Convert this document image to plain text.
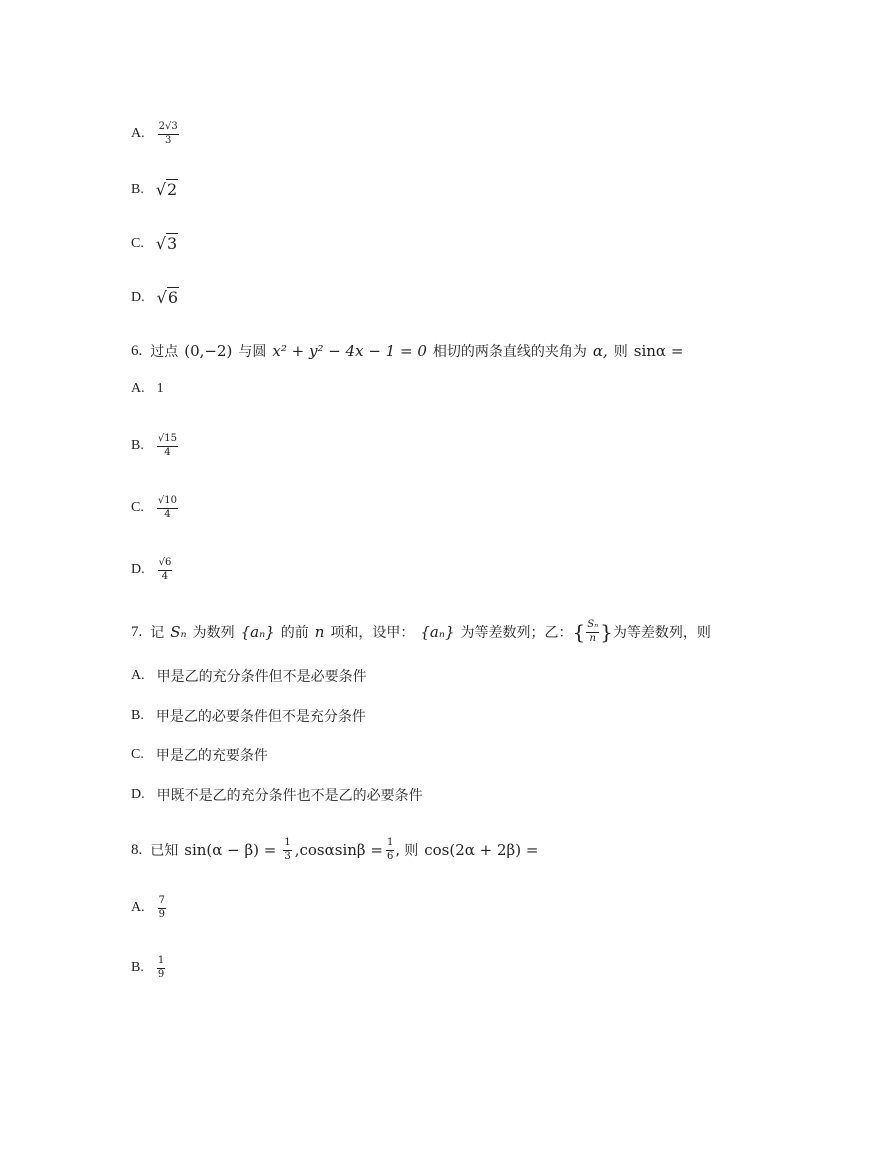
A. $\frac{2√3}{3}$
B. √2
C. √3
D. √6
6. 过点 (0,−2) 与圆 x² + y² − 4x − 1 = 0 相切的两条直线的夹角为 α, 则 sinα =
A. 1
B. $\frac{√15}{4}$
C. $\frac{√10}{4}$
D. $\frac{√6}{4}$
7. 记 Sₙ 为数列 {aₙ} 的前 n 项和，设甲： {aₙ} 为等差数列；乙： { $\frac{\text{Sₙ}}{n}$ } 为等差数列，则
A. 甲是乙的充分条件但不是必要条件
B. 甲是乙的必要条件但不是充分条件
C. 甲是乙的充要条件
D. 甲既不是乙的充分条件也不是乙的必要条件
8. 已知 $\sin(\alpha - \beta) = \frac{1}{3} ,\cos\alpha\sin\beta = \frac{1}{6}$ , 则 cos(2α + 2β) =
A. $\frac{7}{9}$
B. $\frac{1}{9}$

= = = = =

◆ WRITTEN REQUEST: All the lines above are to be given again exactly as they read, with the pictures removed.

◆ RESULT OF THIS EXERCISE:
Convert this document image to plain text.
A. $\frac{2√3}{3}$
B. √2
C. √3
D. √6
6. 过点 (0,−2) 与圆 x² + y² − 4x − 1 = 0 相切的两条直线的夹角为 α, 则 sinα =
A. 1
B. $\frac{√15}{4}$
C. $\frac{√10}{4}$
D. $\frac{√6}{4}$
7. 记 Sₙ 为数列 {aₙ} 的前 n 项和，设甲： {aₙ} 为等差数列；乙： { $\frac{\text{Sₙ}}{n}$ } 为等差数列，则
A. 甲是乙的充分条件但不是必要条件
B. 甲是乙的必要条件但不是充分条件
C. 甲是乙的充要条件
D. 甲既不是乙的充分条件也不是乙的必要条件
8. 已知 $\sin(\alpha - \beta) = \frac{1}{3} ,\cos\alpha\sin\beta = \frac{1}{6}$ , 则 cos(2α + 2β) =
A. $\frac{7}{9}$
B. $\frac{1}{9}$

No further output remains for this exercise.